= WHAT IS ASKED =
Find the number of lines in these records where the word "left" appears. Reply with that number and nothing more.

--- Start of RECORDS ---

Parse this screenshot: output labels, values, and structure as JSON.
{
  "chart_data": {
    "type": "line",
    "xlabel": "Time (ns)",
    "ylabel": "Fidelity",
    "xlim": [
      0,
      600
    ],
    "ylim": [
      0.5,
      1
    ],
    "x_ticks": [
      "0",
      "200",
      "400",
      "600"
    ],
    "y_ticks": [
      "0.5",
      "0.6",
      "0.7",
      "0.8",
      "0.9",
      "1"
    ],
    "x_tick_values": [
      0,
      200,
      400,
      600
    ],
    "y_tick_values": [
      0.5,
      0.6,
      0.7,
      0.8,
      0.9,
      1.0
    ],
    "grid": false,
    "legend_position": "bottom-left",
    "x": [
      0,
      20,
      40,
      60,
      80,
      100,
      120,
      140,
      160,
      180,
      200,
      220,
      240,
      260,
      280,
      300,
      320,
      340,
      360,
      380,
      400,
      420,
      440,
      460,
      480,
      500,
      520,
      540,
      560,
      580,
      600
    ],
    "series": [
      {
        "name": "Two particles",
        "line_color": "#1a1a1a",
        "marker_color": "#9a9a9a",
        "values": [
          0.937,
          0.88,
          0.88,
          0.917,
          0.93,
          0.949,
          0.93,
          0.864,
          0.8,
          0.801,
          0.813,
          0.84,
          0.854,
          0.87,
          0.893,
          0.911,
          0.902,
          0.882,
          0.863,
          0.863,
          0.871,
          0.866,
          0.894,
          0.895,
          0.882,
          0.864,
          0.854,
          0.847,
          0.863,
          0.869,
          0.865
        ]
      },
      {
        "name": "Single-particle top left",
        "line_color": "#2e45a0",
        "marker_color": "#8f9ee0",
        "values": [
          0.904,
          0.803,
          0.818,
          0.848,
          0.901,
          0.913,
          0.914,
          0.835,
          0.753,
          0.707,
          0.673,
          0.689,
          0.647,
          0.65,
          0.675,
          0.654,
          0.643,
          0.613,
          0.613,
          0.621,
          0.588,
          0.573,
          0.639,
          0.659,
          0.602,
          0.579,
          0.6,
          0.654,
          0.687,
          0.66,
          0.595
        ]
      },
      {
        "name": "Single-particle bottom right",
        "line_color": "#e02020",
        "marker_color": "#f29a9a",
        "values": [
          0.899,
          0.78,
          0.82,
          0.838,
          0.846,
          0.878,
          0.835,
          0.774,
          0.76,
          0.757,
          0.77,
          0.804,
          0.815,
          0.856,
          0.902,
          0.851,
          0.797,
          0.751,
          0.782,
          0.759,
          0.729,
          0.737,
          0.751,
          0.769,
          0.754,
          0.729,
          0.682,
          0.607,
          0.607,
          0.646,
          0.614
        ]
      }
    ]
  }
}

--- End of RECORDS ---

= SOLUTION TO THIS TASK =
2